Stored records

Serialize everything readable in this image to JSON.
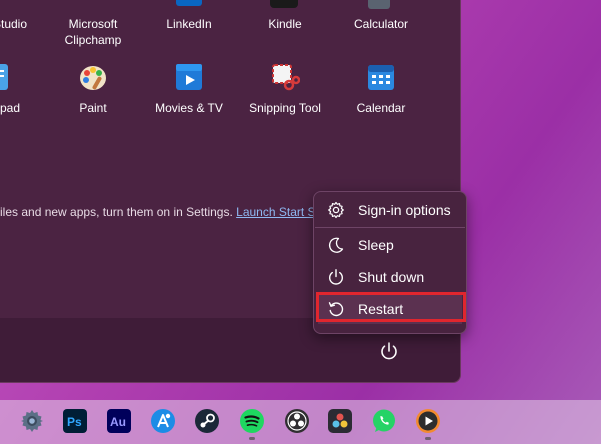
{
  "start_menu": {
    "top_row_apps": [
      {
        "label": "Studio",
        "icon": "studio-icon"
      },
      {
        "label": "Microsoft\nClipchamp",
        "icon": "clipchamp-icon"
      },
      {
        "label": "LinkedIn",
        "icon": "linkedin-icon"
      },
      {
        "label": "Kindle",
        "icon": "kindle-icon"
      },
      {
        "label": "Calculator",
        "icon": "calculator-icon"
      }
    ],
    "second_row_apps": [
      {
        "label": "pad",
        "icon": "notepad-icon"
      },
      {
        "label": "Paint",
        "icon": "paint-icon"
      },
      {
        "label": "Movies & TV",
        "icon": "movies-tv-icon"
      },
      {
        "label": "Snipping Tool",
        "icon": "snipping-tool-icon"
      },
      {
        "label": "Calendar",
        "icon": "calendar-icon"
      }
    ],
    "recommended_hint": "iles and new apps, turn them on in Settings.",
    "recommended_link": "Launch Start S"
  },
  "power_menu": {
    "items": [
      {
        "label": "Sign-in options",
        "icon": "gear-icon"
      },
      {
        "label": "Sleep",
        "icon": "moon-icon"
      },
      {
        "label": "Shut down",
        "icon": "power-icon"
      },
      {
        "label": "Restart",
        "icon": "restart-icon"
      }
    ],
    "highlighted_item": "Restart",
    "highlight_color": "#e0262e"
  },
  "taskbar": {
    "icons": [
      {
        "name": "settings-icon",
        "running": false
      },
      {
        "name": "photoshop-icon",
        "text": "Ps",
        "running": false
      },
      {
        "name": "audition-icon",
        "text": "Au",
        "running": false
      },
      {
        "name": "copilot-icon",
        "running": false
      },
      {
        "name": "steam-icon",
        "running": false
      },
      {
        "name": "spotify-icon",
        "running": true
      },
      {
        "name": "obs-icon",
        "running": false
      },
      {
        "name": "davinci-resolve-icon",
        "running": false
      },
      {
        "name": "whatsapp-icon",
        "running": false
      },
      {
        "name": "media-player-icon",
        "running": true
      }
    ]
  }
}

● WHAT IS ASKED
Count up every line above that has the word "name" in it; answer with the number alone.

● EXERCISE SOLUTION
10